- **Given request**:
List each line in which the string "difference" appears.

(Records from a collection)

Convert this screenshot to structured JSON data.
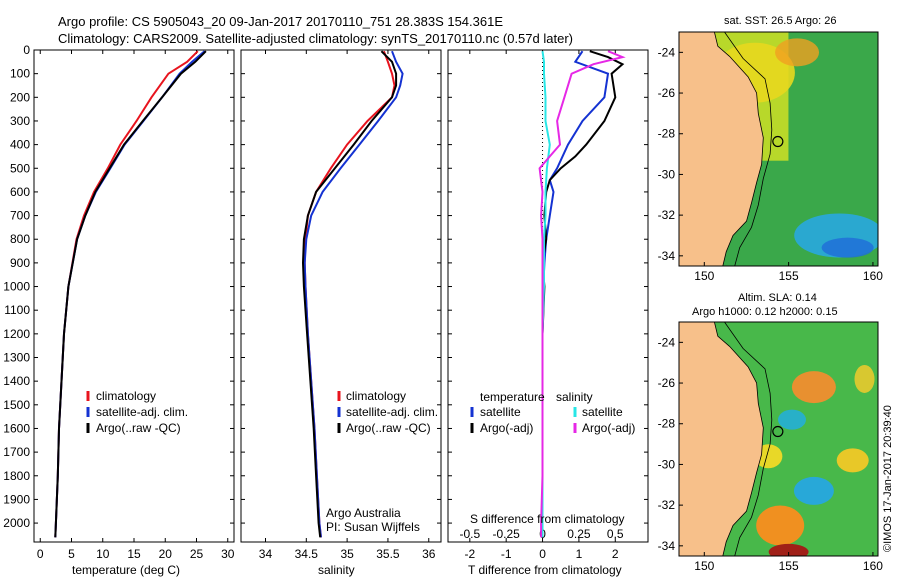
{
  "titles": {
    "line1": "Argo profile: CS 5905043_20 09-Jan-2017 20170110_751 28.383S 154.361E",
    "line2": "Climatology: CARS2009. Satellite-adjusted climatology: synTS_20170110.nc (0.57d later)"
  },
  "stamp": "©IMOS 17-Jan-2017 20:39:40",
  "credits": {
    "line1": "Argo Australia",
    "line2": "PI: Susan Wijffels"
  },
  "colors": {
    "climatology": "#e8141e",
    "satellite": "#1432d2",
    "argo": "#000000",
    "s_sat": "#28e6e6",
    "s_argo": "#e628e6"
  },
  "chart_data": [
    {
      "type": "line",
      "xlabel": "temperature (deg C)",
      "ylabel": "",
      "xlim": [
        -1,
        31
      ],
      "ylim": [
        2080,
        0
      ],
      "xticks": [
        0,
        5,
        10,
        15,
        20,
        25,
        30
      ],
      "yticks": [
        0,
        100,
        200,
        300,
        400,
        500,
        600,
        700,
        800,
        900,
        1000,
        1100,
        1200,
        1300,
        1400,
        1500,
        1600,
        1700,
        1800,
        1900,
        2000
      ],
      "legend": [
        "climatology",
        "satellite-adj. clim.",
        "Argo(..raw -QC)"
      ],
      "series": [
        {
          "name": "climatology",
          "depth": [
            5,
            50,
            100,
            200,
            300,
            400,
            500,
            600,
            700,
            800,
            1000,
            1200,
            1400,
            1600,
            1800,
            2000,
            2060
          ],
          "values": [
            25.2,
            23.5,
            20.5,
            17.8,
            15.4,
            12.8,
            10.8,
            8.6,
            7,
            5.8,
            4.5,
            3.8,
            3.4,
            3,
            2.8,
            2.5,
            2.4
          ]
        },
        {
          "name": "satellite-adj. clim.",
          "depth": [
            5,
            50,
            100,
            200,
            300,
            400,
            500,
            600,
            700,
            800,
            1000,
            1200,
            1400,
            1600,
            1800,
            2000,
            2060
          ],
          "values": [
            26.3,
            24.3,
            22.3,
            19.5,
            16.5,
            13.5,
            11.2,
            8.9,
            7.2,
            5.9,
            4.5,
            3.8,
            3.4,
            3,
            2.8,
            2.5,
            2.4
          ]
        },
        {
          "name": "Argo(..raw -QC)",
          "depth": [
            5,
            50,
            100,
            200,
            300,
            400,
            500,
            600,
            700,
            800,
            1000,
            1200,
            1400,
            1600,
            1800,
            2000,
            2060
          ],
          "values": [
            26.5,
            24.8,
            22.5,
            19.5,
            16.4,
            13.4,
            11.1,
            8.8,
            7.2,
            5.9,
            4.5,
            3.8,
            3.4,
            3,
            2.8,
            2.5,
            2.4
          ]
        }
      ]
    },
    {
      "type": "line",
      "xlabel": "salinity",
      "ylabel": "",
      "xlim": [
        33.7,
        36.15
      ],
      "ylim": [
        2080,
        0
      ],
      "xticks": [
        34,
        34.5,
        35,
        35.5,
        36
      ],
      "legend": [
        "climatology",
        "satellite-adj. clim.",
        "Argo(..raw -QC)"
      ],
      "series": [
        {
          "name": "climatology",
          "depth": [
            5,
            50,
            100,
            150,
            200,
            300,
            400,
            500,
            600,
            700,
            800,
            900,
            1000,
            1200,
            1400,
            1600,
            1800,
            2000,
            2060
          ],
          "values": [
            35.45,
            35.5,
            35.55,
            35.58,
            35.55,
            35.25,
            35.0,
            34.8,
            34.62,
            34.52,
            34.49,
            34.48,
            34.49,
            34.52,
            34.56,
            34.6,
            34.63,
            34.66,
            34.68
          ]
        },
        {
          "name": "satellite-adj. clim.",
          "depth": [
            5,
            50,
            100,
            150,
            200,
            300,
            400,
            500,
            600,
            700,
            800,
            900,
            1000,
            1200,
            1400,
            1600,
            1800,
            2000,
            2060
          ],
          "values": [
            35.55,
            35.6,
            35.68,
            35.65,
            35.6,
            35.38,
            35.15,
            34.92,
            34.7,
            34.56,
            34.5,
            34.48,
            34.49,
            34.52,
            34.56,
            34.6,
            34.63,
            34.66,
            34.68
          ]
        },
        {
          "name": "Argo(..raw -QC)",
          "depth": [
            5,
            50,
            100,
            150,
            200,
            300,
            400,
            500,
            600,
            700,
            800,
            900,
            1000,
            1200,
            1400,
            1600,
            1800,
            2000,
            2060
          ],
          "values": [
            35.42,
            35.55,
            35.6,
            35.6,
            35.55,
            35.3,
            35.08,
            34.85,
            34.62,
            34.52,
            34.47,
            34.46,
            34.47,
            34.51,
            34.55,
            34.59,
            34.62,
            34.65,
            34.67
          ]
        }
      ]
    },
    {
      "type": "line",
      "xlabel": "T difference from climatology",
      "top_axis_label": "S difference from climatology",
      "xlim": [
        -2.6,
        2.9
      ],
      "ylim": [
        2080,
        0
      ],
      "xticks": [
        -2,
        -1,
        0,
        1,
        2
      ],
      "xtick_labels": [
        "-2",
        "-1",
        "0",
        "1",
        "2"
      ],
      "top_xticks": [
        -0.5,
        -0.25,
        0,
        0.25,
        0.5
      ],
      "top_xtick_labels": [
        "-0.5",
        "-0.25",
        "0",
        "0.25",
        "0.5"
      ],
      "legend_left_header": "temperature",
      "legend_right_header": "salinity",
      "legend_left": [
        "satellite",
        "Argo(-adj)"
      ],
      "legend_right": [
        "satellite",
        "Argo(-adj)"
      ],
      "series": [
        {
          "name": "satellite",
          "quantity": "T",
          "depth": [
            5,
            50,
            100,
            200,
            300,
            400,
            500,
            550,
            600,
            700,
            800,
            900,
            1000,
            1200,
            1400,
            1600,
            1800,
            2000,
            2060
          ],
          "values": [
            1.1,
            0.9,
            1.8,
            1.7,
            1.1,
            0.7,
            0.4,
            0.2,
            0.3,
            0.2,
            0.1,
            0.05,
            0.02,
            0.0,
            0.0,
            0.0,
            0.0,
            0.0,
            0.0
          ]
        },
        {
          "name": "Argo(-adj)",
          "quantity": "T",
          "depth": [
            5,
            30,
            60,
            100,
            200,
            300,
            400,
            450,
            500,
            550,
            600,
            700,
            800,
            900,
            1000,
            1200,
            1400,
            1600,
            1800,
            2000,
            2060
          ],
          "values": [
            1.3,
            1.8,
            2.2,
            1.9,
            2.0,
            1.7,
            1.2,
            0.9,
            0.5,
            0.2,
            0.1,
            0.05,
            0.1,
            0.0,
            0.05,
            0.0,
            0.0,
            0.0,
            0.0,
            0.0,
            0.0
          ]
        },
        {
          "name": "satellite",
          "quantity": "S",
          "depth": [
            5,
            50,
            100,
            200,
            300,
            400,
            500,
            600,
            700,
            800,
            1000,
            1200,
            1400,
            1600,
            1800,
            2000,
            2060
          ],
          "values": [
            0.0,
            0.01,
            0.01,
            0.02,
            0.02,
            0.05,
            0.03,
            0.02,
            0.02,
            0.01,
            0.01,
            0.0,
            0.0,
            0.0,
            0.0,
            0.0,
            0.0
          ]
        },
        {
          "name": "Argo(-adj)",
          "quantity": "S",
          "depth": [
            5,
            30,
            60,
            100,
            200,
            300,
            400,
            450,
            500,
            600,
            700,
            800,
            1000,
            1200,
            1400,
            1600,
            1800,
            2000,
            2060
          ],
          "values": [
            0.45,
            0.55,
            0.35,
            0.2,
            0.15,
            0.1,
            0.12,
            0.05,
            -0.02,
            0.0,
            -0.01,
            0.0,
            0.0,
            0.0,
            0.0,
            0.0,
            0.0,
            -0.01,
            -0.01
          ]
        }
      ]
    },
    {
      "type": "heatmap",
      "title": "sat. SST: 26.5 Argo: 26",
      "xticks": [
        150,
        155,
        160
      ],
      "yticks": [
        -24,
        -26,
        -28,
        -30,
        -32,
        -34
      ],
      "xlim": [
        148.5,
        160.3
      ],
      "ylim": [
        -34.5,
        -23
      ],
      "argo_position": {
        "lon": 154.361,
        "lat": -28.383
      }
    },
    {
      "type": "heatmap",
      "title_line1": "Altim. SLA: 0.14",
      "title_line2": "Argo h1000: 0.12 h2000: 0.15",
      "xticks": [
        150,
        155,
        160
      ],
      "yticks": [
        -24,
        -26,
        -28,
        -30,
        -32,
        -34
      ],
      "xlim": [
        148.5,
        160.3
      ],
      "ylim": [
        -34.5,
        -23
      ],
      "argo_position": {
        "lon": 154.361,
        "lat": -28.383
      }
    }
  ]
}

- **Written answer**:
      "xlabel": "T difference from climatology",
      "top_axis_label": "S difference from climatology",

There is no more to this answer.